Print the entries below word for word; the pictures stay out of your copy.

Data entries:
begin
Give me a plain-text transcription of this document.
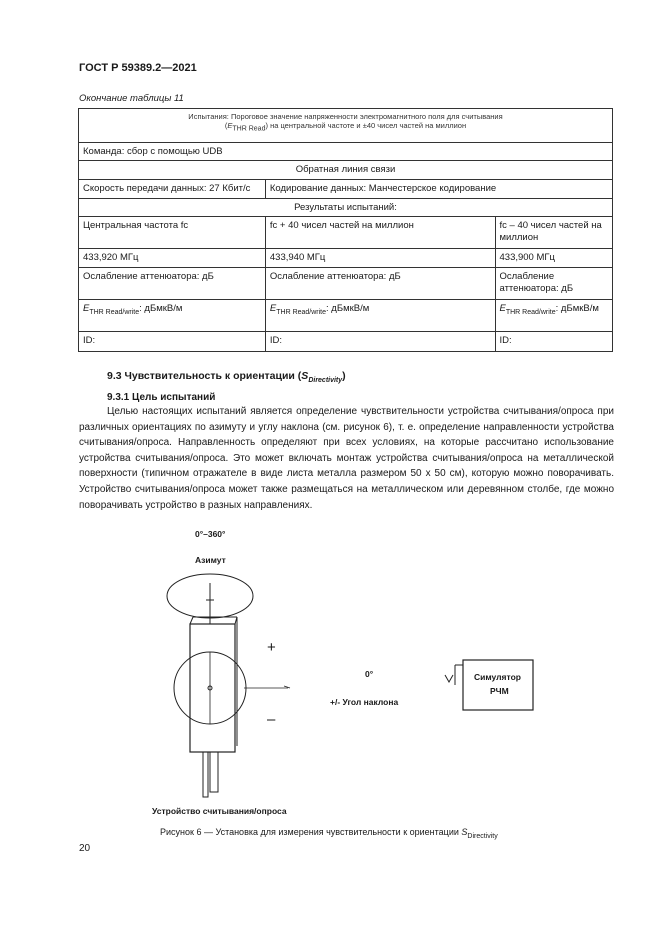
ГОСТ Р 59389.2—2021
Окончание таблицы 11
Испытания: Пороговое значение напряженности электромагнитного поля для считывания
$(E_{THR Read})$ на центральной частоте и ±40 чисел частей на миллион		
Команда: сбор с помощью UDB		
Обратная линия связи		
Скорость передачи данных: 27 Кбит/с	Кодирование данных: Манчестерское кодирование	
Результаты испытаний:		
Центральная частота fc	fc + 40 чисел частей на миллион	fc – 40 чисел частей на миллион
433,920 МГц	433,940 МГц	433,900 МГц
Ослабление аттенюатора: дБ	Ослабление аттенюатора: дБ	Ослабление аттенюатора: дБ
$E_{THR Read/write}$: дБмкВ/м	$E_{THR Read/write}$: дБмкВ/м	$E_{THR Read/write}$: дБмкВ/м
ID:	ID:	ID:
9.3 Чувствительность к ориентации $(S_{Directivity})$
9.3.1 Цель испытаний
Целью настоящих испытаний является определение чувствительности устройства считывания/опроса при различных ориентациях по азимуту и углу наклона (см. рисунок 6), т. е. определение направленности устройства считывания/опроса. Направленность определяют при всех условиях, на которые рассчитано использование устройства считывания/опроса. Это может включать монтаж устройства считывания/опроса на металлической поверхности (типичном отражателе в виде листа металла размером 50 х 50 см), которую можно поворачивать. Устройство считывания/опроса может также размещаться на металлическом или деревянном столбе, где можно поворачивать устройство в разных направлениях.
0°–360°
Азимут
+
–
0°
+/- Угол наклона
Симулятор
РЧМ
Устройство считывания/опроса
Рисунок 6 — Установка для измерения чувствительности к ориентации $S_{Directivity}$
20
end
Exercise output:
Give me a plain-text transcription of this document.
ГОСТ Р 59389.2—2021
Окончание таблицы 11
Испытания: Пороговое значение напряженности электромагнитного поля для считывания
$(E_{THR Read})$ на центральной частоте и ±40 чисел частей на миллион		
Команда: сбор с помощью UDB		
Обратная линия связи		
Скорость передачи данных: 27 Кбит/с	Кодирование данных: Манчестерское кодирование	
Результаты испытаний:		
Центральная частота fc	fc + 40 чисел частей на миллион	fc – 40 чисел частей на миллион
433,920 МГц	433,940 МГц	433,900 МГц
Ослабление аттенюатора: дБ	Ослабление аттенюатора: дБ	Ослабление аттенюатора: дБ
$E_{THR Read/write}$: дБмкВ/м	$E_{THR Read/write}$: дБмкВ/м	$E_{THR Read/write}$: дБмкВ/м
ID:	ID:	ID:
9.3 Чувствительность к ориентации $(S_{Directivity})$
9.3.1 Цель испытаний
Целью настоящих испытаний является определение чувствительности устройства считывания/опроса при различных ориентациях по азимуту и углу наклона (см. рисунок 6), т. е. определение направленности устройства считывания/опроса. Направленность определяют при всех условиях, на которые рассчитано использование устройства считывания/опроса. Это может включать монтаж устройства считывания/опроса на металлической поверхности (типичном отражателе в виде листа металла размером 50 х 50 см), которую можно поворачивать. Устройство считывания/опроса может также размещаться на металлическом или деревянном столбе, где можно поворачивать устройство в разных направлениях.
0°–360°
Азимут
+
–
0°
+/- Угол наклона
Симулятор
РЧМ
Устройство считывания/опроса
Рисунок 6 — Установка для измерения чувствительности к ориентации $S_{Directivity}$
20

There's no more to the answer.